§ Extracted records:
□ □ □

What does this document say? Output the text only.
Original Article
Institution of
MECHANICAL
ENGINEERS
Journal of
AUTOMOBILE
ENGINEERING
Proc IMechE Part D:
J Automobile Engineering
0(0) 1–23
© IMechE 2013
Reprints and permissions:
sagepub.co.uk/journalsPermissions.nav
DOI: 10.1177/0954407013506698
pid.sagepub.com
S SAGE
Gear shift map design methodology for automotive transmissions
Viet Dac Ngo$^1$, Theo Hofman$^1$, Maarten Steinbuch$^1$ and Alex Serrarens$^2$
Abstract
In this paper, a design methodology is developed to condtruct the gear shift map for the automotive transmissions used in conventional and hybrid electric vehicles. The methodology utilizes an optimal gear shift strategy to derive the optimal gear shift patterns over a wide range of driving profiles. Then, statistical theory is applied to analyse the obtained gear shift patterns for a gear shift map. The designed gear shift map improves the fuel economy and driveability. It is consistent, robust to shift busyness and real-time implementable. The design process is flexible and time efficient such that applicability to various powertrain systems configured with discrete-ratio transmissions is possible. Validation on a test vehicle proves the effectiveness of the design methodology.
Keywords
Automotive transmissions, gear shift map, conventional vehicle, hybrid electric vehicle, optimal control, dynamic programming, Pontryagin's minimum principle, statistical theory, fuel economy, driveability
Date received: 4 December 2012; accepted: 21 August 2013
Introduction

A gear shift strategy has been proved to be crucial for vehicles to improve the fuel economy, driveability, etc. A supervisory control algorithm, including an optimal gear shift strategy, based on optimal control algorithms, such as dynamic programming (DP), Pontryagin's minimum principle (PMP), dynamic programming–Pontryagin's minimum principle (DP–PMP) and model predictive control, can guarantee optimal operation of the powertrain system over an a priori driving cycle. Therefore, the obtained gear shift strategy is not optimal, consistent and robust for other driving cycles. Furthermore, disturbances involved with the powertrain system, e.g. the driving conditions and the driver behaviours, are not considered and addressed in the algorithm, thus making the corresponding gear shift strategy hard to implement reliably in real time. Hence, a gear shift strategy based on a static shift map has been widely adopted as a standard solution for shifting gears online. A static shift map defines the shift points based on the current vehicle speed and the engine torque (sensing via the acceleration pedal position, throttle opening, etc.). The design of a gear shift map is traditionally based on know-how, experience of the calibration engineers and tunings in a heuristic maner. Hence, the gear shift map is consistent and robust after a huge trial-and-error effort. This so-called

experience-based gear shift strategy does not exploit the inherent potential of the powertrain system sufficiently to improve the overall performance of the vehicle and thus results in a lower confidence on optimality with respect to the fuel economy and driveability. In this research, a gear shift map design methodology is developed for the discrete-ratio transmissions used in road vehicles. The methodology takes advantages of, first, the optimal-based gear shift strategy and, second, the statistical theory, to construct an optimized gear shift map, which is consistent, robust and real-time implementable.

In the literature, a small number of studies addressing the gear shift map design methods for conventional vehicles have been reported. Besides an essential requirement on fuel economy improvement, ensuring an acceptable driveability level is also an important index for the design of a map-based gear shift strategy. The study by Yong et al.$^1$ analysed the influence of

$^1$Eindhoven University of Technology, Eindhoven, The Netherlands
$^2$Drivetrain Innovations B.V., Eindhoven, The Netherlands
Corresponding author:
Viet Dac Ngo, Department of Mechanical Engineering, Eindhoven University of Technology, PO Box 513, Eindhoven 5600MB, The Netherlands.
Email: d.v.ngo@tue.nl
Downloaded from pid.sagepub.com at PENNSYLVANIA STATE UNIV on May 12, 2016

□ □ □

§ PROBLEM: Look through the listing above. Pick out each line with "sagepub" and copy it.

§ TASK OUTPUT:
sagepub.co.uk/journalsPermissions.nav
pid.sagepub.com
Downloaded from pid.sagepub.com at PENNSYLVANIA STATE UNIV on May 12, 2016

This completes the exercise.